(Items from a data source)
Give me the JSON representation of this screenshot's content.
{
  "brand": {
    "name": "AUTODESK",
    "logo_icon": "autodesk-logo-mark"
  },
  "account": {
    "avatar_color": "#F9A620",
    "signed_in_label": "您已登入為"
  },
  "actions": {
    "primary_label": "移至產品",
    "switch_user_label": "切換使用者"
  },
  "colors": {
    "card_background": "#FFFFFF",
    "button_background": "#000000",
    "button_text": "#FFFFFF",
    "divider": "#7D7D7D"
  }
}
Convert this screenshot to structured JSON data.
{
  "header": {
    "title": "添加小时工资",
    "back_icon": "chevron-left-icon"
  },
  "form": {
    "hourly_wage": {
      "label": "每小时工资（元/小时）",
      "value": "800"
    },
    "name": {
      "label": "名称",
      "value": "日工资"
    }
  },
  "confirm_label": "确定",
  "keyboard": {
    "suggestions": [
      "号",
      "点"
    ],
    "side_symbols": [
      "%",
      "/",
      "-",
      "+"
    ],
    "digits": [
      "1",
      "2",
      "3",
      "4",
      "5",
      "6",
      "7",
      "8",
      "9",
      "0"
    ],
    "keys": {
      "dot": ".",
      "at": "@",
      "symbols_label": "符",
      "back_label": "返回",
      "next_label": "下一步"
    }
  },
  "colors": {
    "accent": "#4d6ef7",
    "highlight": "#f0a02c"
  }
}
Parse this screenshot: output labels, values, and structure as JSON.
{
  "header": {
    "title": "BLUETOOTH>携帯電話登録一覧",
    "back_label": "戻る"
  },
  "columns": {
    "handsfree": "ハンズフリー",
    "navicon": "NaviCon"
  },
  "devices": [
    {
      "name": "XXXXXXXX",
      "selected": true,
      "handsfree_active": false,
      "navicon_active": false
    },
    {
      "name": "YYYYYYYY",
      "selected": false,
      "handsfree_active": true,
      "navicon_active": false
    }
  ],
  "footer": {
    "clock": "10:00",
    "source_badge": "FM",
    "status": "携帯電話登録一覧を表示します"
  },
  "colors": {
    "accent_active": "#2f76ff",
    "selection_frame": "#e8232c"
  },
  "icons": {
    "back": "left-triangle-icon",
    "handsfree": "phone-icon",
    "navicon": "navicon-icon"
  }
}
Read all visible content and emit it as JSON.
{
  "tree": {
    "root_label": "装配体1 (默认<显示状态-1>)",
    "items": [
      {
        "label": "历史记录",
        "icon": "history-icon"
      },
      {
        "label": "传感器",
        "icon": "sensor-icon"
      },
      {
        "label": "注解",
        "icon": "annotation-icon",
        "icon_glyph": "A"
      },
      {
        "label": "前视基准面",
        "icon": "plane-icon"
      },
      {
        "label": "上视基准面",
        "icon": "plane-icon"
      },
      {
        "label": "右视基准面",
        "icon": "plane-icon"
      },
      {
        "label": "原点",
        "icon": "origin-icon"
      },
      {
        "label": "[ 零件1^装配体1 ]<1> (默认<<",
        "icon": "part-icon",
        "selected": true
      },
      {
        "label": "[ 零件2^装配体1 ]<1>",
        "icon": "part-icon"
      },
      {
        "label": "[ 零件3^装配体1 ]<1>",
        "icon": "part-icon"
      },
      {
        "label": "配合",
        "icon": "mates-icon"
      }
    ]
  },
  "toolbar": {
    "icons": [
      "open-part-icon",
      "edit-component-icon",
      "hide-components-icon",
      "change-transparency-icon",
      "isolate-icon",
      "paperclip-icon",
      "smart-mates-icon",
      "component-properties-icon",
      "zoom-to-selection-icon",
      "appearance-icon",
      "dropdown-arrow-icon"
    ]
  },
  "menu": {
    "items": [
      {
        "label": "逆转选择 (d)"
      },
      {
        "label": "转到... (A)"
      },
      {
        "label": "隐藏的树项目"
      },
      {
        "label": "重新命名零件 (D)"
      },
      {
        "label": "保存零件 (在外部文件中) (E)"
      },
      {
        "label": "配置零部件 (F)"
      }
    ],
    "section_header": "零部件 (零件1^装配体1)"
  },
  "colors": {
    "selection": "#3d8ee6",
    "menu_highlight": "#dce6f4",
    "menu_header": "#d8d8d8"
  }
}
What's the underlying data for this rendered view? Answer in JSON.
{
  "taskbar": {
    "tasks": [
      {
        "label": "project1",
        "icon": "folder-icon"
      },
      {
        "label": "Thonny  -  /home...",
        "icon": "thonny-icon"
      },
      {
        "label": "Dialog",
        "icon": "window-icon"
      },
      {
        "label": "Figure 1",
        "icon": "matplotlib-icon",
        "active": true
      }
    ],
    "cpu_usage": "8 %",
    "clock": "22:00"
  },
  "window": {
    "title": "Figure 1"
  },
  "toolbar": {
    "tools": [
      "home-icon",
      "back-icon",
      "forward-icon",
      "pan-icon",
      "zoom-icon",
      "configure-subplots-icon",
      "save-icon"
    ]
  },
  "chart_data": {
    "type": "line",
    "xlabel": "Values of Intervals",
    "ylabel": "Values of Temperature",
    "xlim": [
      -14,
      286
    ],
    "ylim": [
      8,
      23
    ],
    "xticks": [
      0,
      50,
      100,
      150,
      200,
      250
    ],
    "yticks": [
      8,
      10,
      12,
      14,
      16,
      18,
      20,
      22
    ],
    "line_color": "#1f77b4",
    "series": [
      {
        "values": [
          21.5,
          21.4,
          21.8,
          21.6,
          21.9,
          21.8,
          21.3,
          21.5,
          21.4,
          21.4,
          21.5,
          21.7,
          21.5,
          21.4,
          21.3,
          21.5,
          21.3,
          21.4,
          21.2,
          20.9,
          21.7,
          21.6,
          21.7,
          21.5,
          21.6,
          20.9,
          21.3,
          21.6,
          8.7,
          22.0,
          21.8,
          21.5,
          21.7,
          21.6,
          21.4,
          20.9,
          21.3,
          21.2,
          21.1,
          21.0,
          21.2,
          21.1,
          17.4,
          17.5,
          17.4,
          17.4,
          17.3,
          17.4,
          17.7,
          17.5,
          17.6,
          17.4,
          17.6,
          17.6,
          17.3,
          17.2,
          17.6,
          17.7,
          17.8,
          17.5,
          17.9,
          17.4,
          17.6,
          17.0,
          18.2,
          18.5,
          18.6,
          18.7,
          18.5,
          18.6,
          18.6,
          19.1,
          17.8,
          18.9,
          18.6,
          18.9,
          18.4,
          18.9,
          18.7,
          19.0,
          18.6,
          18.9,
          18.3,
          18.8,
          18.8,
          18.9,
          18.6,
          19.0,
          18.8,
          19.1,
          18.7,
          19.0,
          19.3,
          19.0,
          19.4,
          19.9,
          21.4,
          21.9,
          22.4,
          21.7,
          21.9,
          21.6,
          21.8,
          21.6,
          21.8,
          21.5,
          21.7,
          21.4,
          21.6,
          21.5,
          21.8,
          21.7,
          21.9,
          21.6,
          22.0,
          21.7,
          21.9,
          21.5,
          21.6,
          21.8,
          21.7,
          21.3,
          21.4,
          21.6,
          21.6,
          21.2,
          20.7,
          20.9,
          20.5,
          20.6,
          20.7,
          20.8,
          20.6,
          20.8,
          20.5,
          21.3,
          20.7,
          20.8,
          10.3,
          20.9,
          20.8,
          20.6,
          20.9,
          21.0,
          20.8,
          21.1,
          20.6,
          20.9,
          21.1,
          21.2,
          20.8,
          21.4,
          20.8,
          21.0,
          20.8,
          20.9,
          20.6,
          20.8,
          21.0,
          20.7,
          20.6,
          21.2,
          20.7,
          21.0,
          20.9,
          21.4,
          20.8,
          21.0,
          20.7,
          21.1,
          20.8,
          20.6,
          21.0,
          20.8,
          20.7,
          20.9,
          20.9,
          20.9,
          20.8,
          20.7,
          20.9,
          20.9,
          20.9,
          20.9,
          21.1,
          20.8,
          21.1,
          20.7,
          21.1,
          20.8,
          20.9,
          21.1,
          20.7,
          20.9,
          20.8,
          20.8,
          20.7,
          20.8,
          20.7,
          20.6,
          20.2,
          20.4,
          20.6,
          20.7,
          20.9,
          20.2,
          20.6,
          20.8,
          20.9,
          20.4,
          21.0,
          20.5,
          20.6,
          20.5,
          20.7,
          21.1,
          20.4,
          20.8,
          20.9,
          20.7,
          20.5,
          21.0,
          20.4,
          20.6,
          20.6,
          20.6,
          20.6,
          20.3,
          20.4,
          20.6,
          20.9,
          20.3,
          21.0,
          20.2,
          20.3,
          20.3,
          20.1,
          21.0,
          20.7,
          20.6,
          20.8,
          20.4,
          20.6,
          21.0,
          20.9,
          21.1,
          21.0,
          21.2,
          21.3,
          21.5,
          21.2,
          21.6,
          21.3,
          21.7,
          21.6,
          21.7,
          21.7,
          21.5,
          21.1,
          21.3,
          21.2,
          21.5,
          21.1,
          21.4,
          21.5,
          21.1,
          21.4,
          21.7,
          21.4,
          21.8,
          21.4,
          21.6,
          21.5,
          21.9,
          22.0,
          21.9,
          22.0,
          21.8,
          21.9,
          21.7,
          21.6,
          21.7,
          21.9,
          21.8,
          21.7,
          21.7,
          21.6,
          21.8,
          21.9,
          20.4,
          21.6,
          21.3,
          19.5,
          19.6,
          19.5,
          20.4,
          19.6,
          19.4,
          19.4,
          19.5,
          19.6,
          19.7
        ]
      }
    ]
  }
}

The exercise | From the data, pick out every line that includes "selected".

Exercise output |
      "selected": true,
      "selected": false,
        "selected": true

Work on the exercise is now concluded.